GIVEN INSTRUCTION
Could you write out every entry exactly as it stands?
-- START OF INPUT MATERIAL --
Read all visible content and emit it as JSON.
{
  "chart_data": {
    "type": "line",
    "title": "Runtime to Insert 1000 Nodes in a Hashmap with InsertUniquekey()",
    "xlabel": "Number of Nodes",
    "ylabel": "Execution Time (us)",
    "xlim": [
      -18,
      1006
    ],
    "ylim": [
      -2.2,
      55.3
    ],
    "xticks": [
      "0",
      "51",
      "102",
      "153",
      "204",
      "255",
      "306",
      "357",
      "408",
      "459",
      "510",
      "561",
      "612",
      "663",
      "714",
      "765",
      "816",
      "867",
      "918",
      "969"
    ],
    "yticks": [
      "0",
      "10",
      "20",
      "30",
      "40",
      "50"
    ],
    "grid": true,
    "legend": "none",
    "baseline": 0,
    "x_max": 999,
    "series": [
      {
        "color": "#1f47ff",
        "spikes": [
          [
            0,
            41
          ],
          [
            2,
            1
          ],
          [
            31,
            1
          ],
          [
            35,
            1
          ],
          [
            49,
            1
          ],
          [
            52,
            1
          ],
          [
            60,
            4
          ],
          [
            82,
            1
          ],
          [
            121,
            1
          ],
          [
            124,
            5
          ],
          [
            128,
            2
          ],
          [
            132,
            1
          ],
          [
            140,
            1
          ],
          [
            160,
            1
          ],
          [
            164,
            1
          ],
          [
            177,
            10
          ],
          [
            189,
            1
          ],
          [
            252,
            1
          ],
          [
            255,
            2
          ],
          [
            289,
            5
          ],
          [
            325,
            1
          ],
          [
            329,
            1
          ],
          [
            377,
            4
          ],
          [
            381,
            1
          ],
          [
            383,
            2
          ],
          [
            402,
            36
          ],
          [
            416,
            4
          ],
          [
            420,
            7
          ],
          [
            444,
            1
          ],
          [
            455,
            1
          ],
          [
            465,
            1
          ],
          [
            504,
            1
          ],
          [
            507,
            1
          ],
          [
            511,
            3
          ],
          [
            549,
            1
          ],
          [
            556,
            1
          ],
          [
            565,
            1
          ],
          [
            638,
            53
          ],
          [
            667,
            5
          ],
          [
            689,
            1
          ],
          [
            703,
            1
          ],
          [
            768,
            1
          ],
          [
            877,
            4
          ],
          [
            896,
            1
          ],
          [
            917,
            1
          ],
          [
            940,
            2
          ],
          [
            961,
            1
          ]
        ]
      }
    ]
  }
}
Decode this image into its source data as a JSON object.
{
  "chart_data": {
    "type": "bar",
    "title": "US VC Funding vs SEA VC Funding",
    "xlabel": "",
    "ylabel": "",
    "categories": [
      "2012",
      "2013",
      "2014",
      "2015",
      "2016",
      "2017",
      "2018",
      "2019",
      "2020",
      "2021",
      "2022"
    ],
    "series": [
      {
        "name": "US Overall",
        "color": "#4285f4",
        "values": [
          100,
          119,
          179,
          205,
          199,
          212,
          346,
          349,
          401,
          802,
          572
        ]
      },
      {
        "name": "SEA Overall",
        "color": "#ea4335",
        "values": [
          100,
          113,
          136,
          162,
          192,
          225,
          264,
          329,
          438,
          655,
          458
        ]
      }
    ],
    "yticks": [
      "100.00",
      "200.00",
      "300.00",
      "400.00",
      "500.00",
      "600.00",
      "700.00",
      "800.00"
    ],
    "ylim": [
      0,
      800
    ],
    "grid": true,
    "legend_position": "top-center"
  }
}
-- END OF INPUT MATERIAL --
THE SOLUTION
Read all visible content and emit it as JSON.
{
  "chart_data": {
    "type": "line",
    "title": "Runtime to Insert 1000 Nodes in a Hashmap with InsertUniquekey()",
    "xlabel": "Number of Nodes",
    "ylabel": "Execution Time (us)",
    "xlim": [
      -18,
      1006
    ],
    "ylim": [
      -2.2,
      55.3
    ],
    "xticks": [
      "0",
      "51",
      "102",
      "153",
      "204",
      "255",
      "306",
      "357",
      "408",
      "459",
      "510",
      "561",
      "612",
      "663",
      "714",
      "765",
      "816",
      "867",
      "918",
      "969"
    ],
    "yticks": [
      "0",
      "10",
      "20",
      "30",
      "40",
      "50"
    ],
    "grid": true,
    "legend": "none",
    "baseline": 0,
    "x_max": 999,
    "series": [
      {
        "color": "#1f47ff",
        "spikes": [
          [
            0,
            41
          ],
          [
            2,
            1
          ],
          [
            31,
            1
          ],
          [
            35,
            1
          ],
          [
            49,
            1
          ],
          [
            52,
            1
          ],
          [
            60,
            4
          ],
          [
            82,
            1
          ],
          [
            121,
            1
          ],
          [
            124,
            5
          ],
          [
            128,
            2
          ],
          [
            132,
            1
          ],
          [
            140,
            1
          ],
          [
            160,
            1
          ],
          [
            164,
            1
          ],
          [
            177,
            10
          ],
          [
            189,
            1
          ],
          [
            252,
            1
          ],
          [
            255,
            2
          ],
          [
            289,
            5
          ],
          [
            325,
            1
          ],
          [
            329,
            1
          ],
          [
            377,
            4
          ],
          [
            381,
            1
          ],
          [
            383,
            2
          ],
          [
            402,
            36
          ],
          [
            416,
            4
          ],
          [
            420,
            7
          ],
          [
            444,
            1
          ],
          [
            455,
            1
          ],
          [
            465,
            1
          ],
          [
            504,
            1
          ],
          [
            507,
            1
          ],
          [
            511,
            3
          ],
          [
            549,
            1
          ],
          [
            556,
            1
          ],
          [
            565,
            1
          ],
          [
            638,
            53
          ],
          [
            667,
            5
          ],
          [
            689,
            1
          ],
          [
            703,
            1
          ],
          [
            768,
            1
          ],
          [
            877,
            4
          ],
          [
            896,
            1
          ],
          [
            917,
            1
          ],
          [
            940,
            2
          ],
          [
            961,
            1
          ]
        ]
      }
    ]
  }
}
Decode this image into its source data as a JSON object.
{
  "chart_data": {
    "type": "bar",
    "title": "US VC Funding vs SEA VC Funding",
    "xlabel": "",
    "ylabel": "",
    "categories": [
      "2012",
      "2013",
      "2014",
      "2015",
      "2016",
      "2017",
      "2018",
      "2019",
      "2020",
      "2021",
      "2022"
    ],
    "series": [
      {
        "name": "US Overall",
        "color": "#4285f4",
        "values": [
          100,
          119,
          179,
          205,
          199,
          212,
          346,
          349,
          401,
          802,
          572
        ]
      },
      {
        "name": "SEA Overall",
        "color": "#ea4335",
        "values": [
          100,
          113,
          136,
          162,
          192,
          225,
          264,
          329,
          438,
          655,
          458
        ]
      }
    ],
    "yticks": [
      "100.00",
      "200.00",
      "300.00",
      "400.00",
      "500.00",
      "600.00",
      "700.00",
      "800.00"
    ],
    "ylim": [
      0,
      800
    ],
    "grid": true,
    "legend_position": "top-center"
  }
}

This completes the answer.